Would you transcribe the listing that follows, character for character, and omit its images?

--- SUPPLIED DATA ---

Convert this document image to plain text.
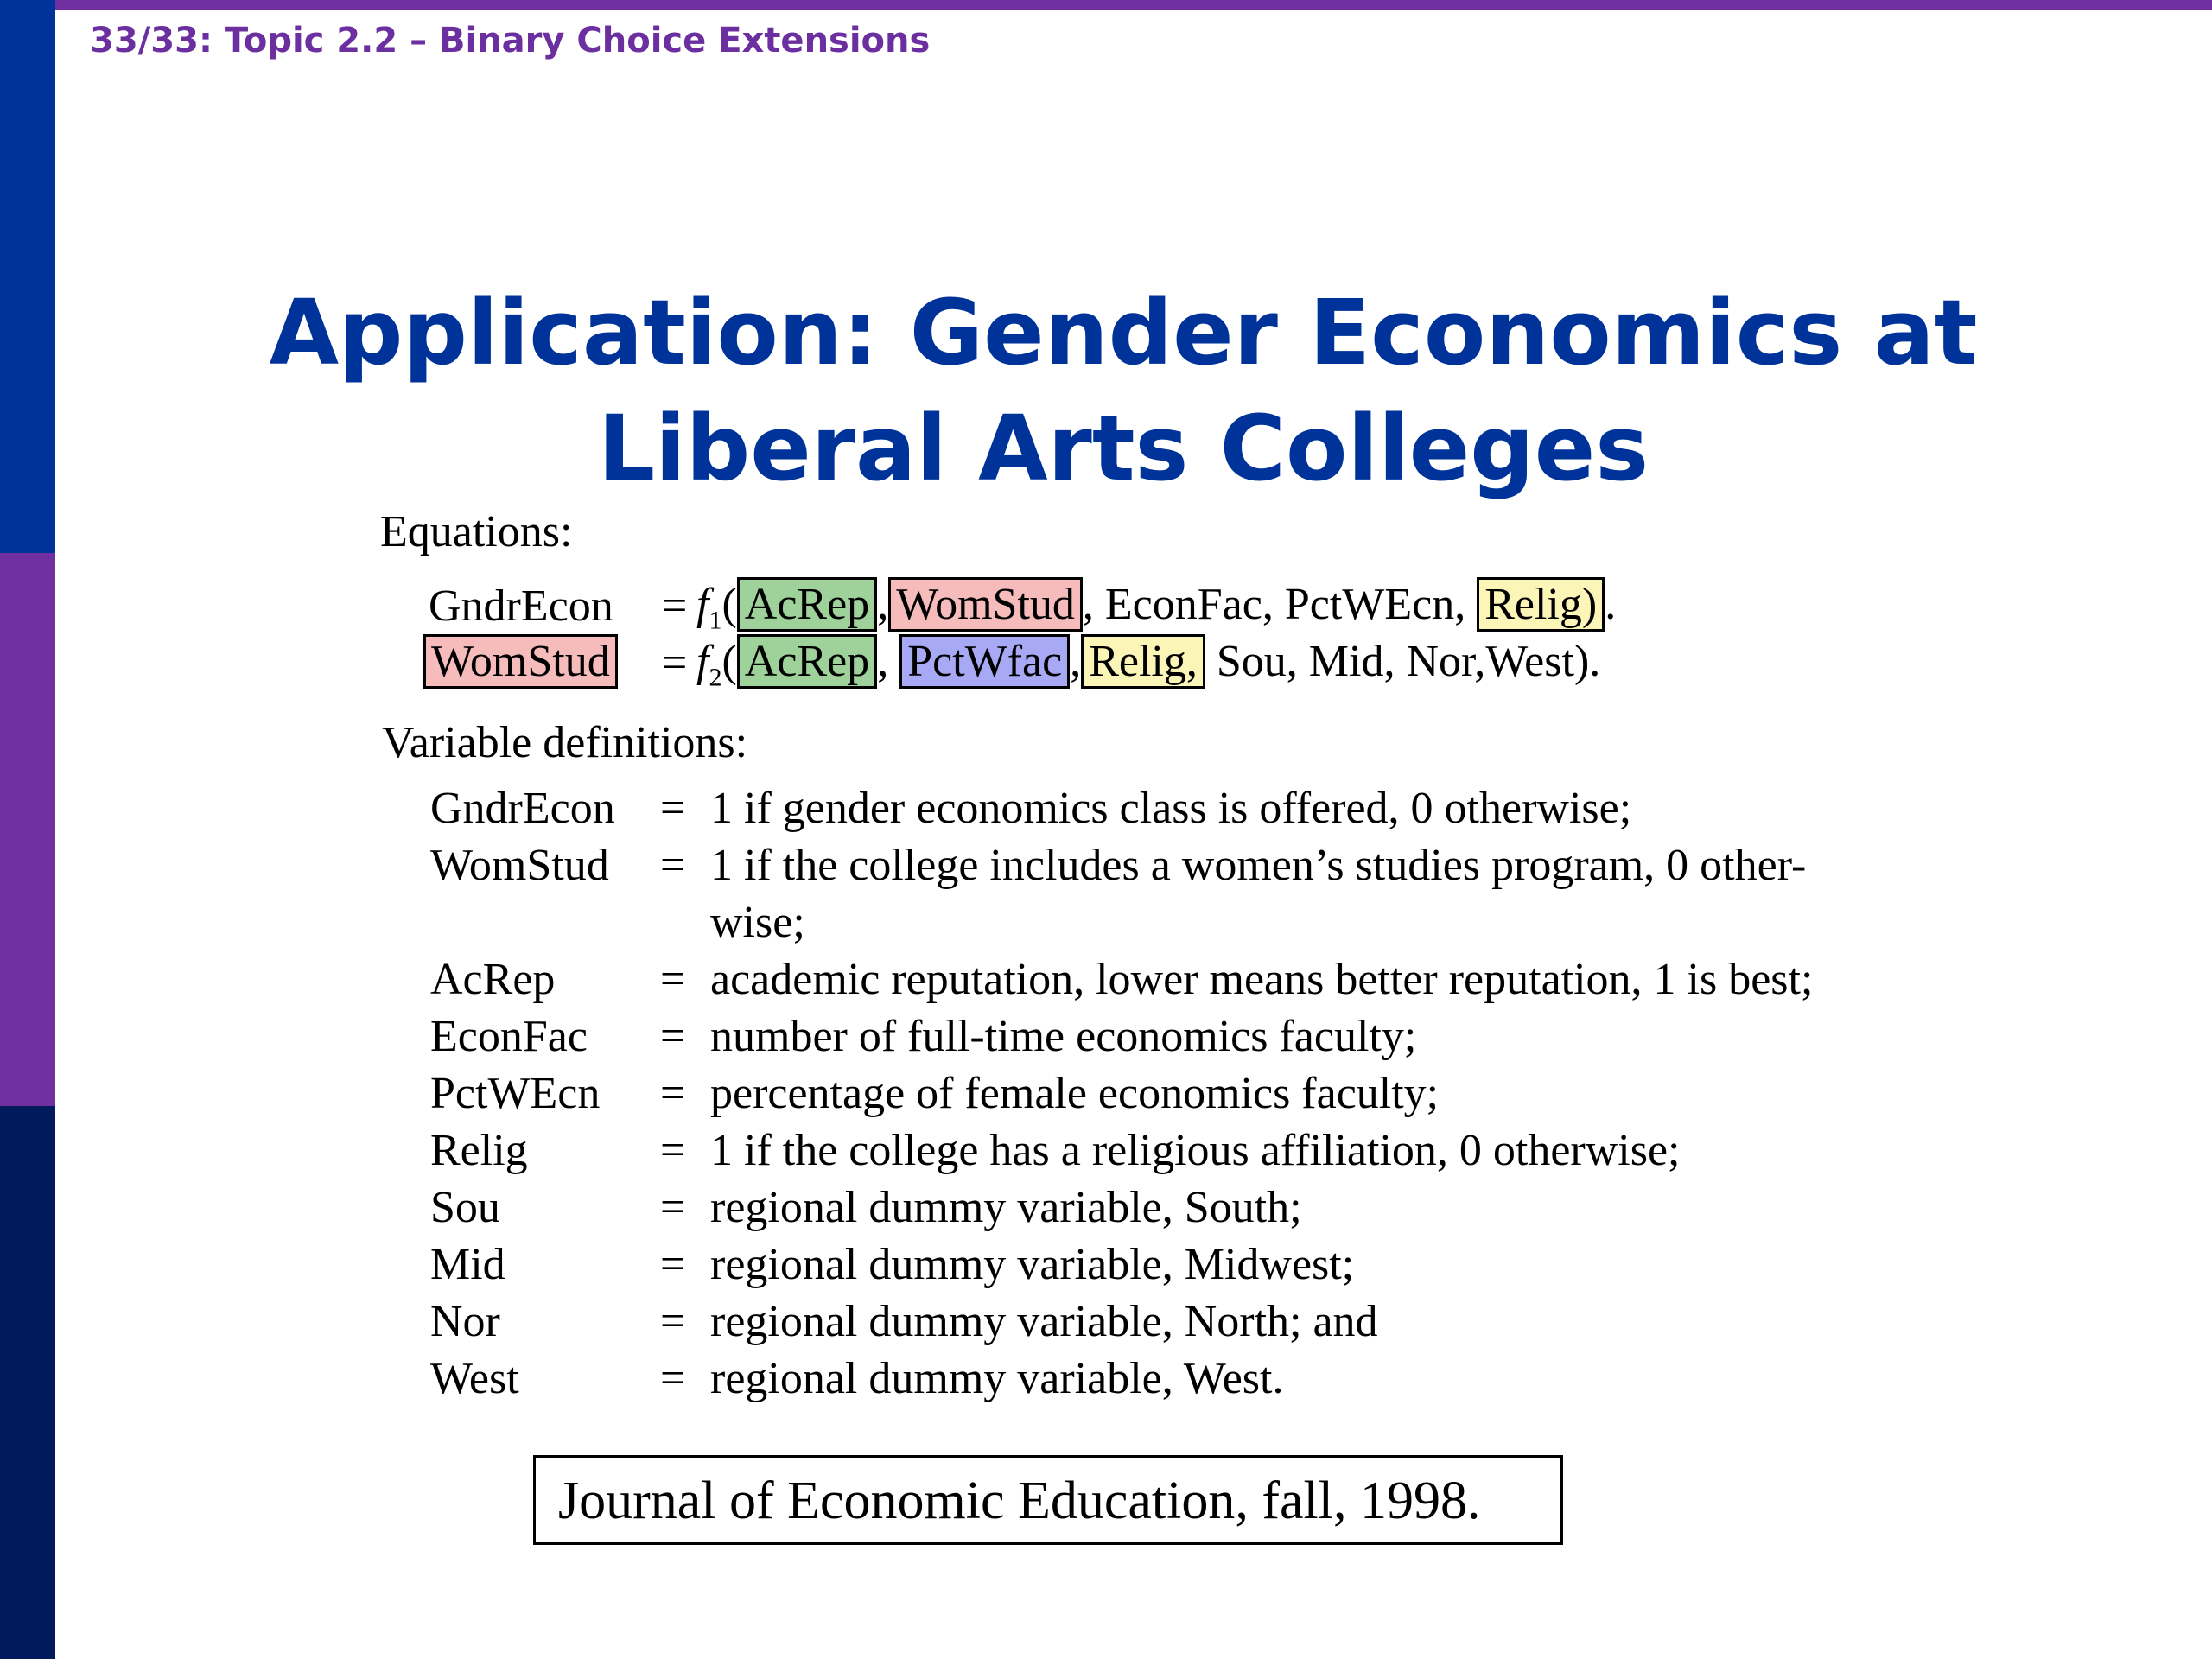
33/33: Topic 2.2 – Binary Choice Extensions
Application: Gender Economics at
Liberal Arts Colleges
Equations:
GndrEcon = $f_1$( AcRep , WomStud , EconFac, PctWEcn, Relig) .
WomStud = $f_2$( AcRep , PctWfac , Relig, Sou, Mid, Nor,West).
Variable definitions:
GndrEcon = 1 if gender economics class is offered, 0 otherwise;
WomStud = 1 if the college includes a women’s studies program, 0 other-
wise;
AcRep = academic reputation, lower means better reputation, 1 is best;
EconFac = number of full-time economics faculty;
PctWEcn = percentage of female economics faculty;
Relig	= 1 if the college has a religious affiliation, 0 otherwise;
Sou	= regional dummy variable, South;
Mid	= regional dummy variable, Midwest;
Nor	= regional dummy variable, North; and
West	= regional dummy variable, West.
Journal of Economic Education, fall, 1998.
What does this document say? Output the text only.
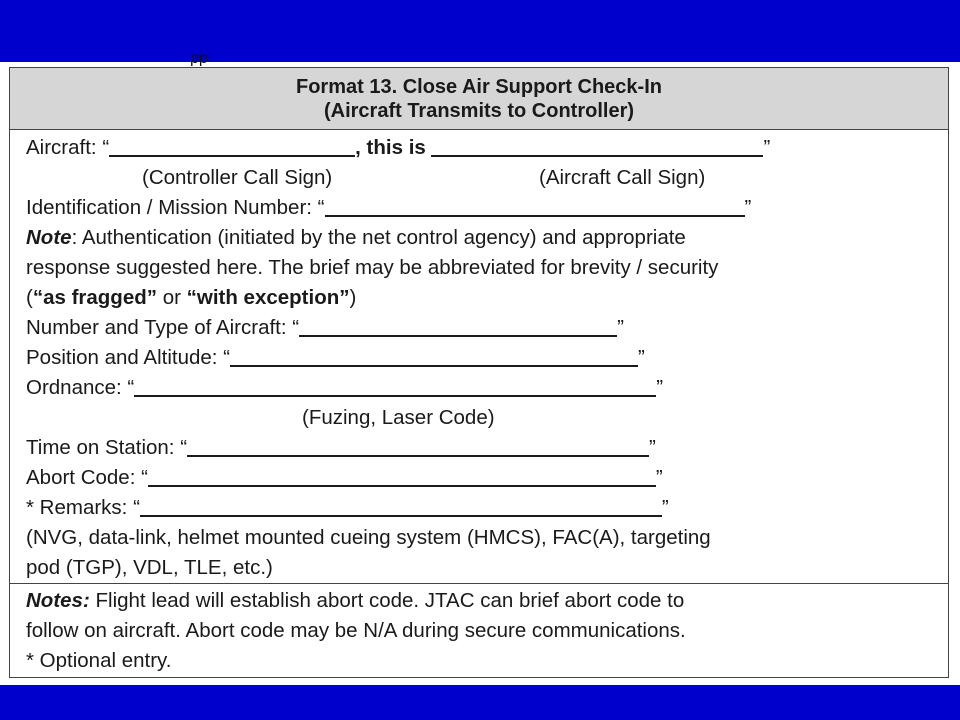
pp
Format 13. Close Air Support Check-In
(Aircraft Transmits to Controller)
Aircraft: “	, this is	”
(Controller Call Sign)	(Aircraft Call Sign)
Identification / Mission Number: “	”
Note: Authentication (initiated by the net control agency) and appropriate
response suggested here. The brief may be abbreviated for brevity / security
(“as fragged” or “with exception”)
Number and Type of Aircraft: “	”
Position and Altitude: “	”
Ordnance: “	”
(Fuzing, Laser Code)
Time on Station: “	”
Abort Code: “	”
* Remarks: “	”
(NVG, data-link, helmet mounted cueing system (HMCS), FAC(A), targeting
pod (TGP), VDL, TLE, etc.)
Notes: Flight lead will establish abort code. JTAC can brief abort code to
follow on aircraft. Abort code may be N/A during secure communications.
* Optional entry.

---

ANSWER:
Convert this document image to plain text.
33/33: Topic 2.2 – Binary Choice Extensions
Application: Gender Economics at
Liberal Arts Colleges
Equations:
GndrEcon = $f_1$( AcRep , WomStud , EconFac, PctWEcn, Relig) .
WomStud = $f_2$( AcRep , PctWfac , Relig, Sou, Mid, Nor,West).
Variable definitions:
GndrEcon = 1 if gender economics class is offered, 0 otherwise;
WomStud = 1 if the college includes a women’s studies program, 0 other-
wise;
AcRep = academic reputation, lower means better reputation, 1 is best;
EconFac = number of full-time economics faculty;
PctWEcn = percentage of female economics faculty;
Relig	= 1 if the college has a religious affiliation, 0 otherwise;
Sou	= regional dummy variable, South;
Mid	= regional dummy variable, Midwest;
Nor	= regional dummy variable, North; and
West	= regional dummy variable, West.
Journal of Economic Education, fall, 1998.
What does this document say? Output the text only.
pp
Format 13. Close Air Support Check-In
(Aircraft Transmits to Controller)
Aircraft: “	, this is	”
(Controller Call Sign)	(Aircraft Call Sign)
Identification / Mission Number: “	”
Note: Authentication (initiated by the net control agency) and appropriate
response suggested here. The brief may be abbreviated for brevity / security
(“as fragged” or “with exception”)
Number and Type of Aircraft: “	”
Position and Altitude: “	”
Ordnance: “	”
(Fuzing, Laser Code)
Time on Station: “	”
Abort Code: “	”
* Remarks: “	”
(NVG, data-link, helmet mounted cueing system (HMCS), FAC(A), targeting
pod (TGP), VDL, TLE, etc.)
Notes: Flight lead will establish abort code. JTAC can brief abort code to
follow on aircraft. Abort code may be N/A during secure communications.
* Optional entry.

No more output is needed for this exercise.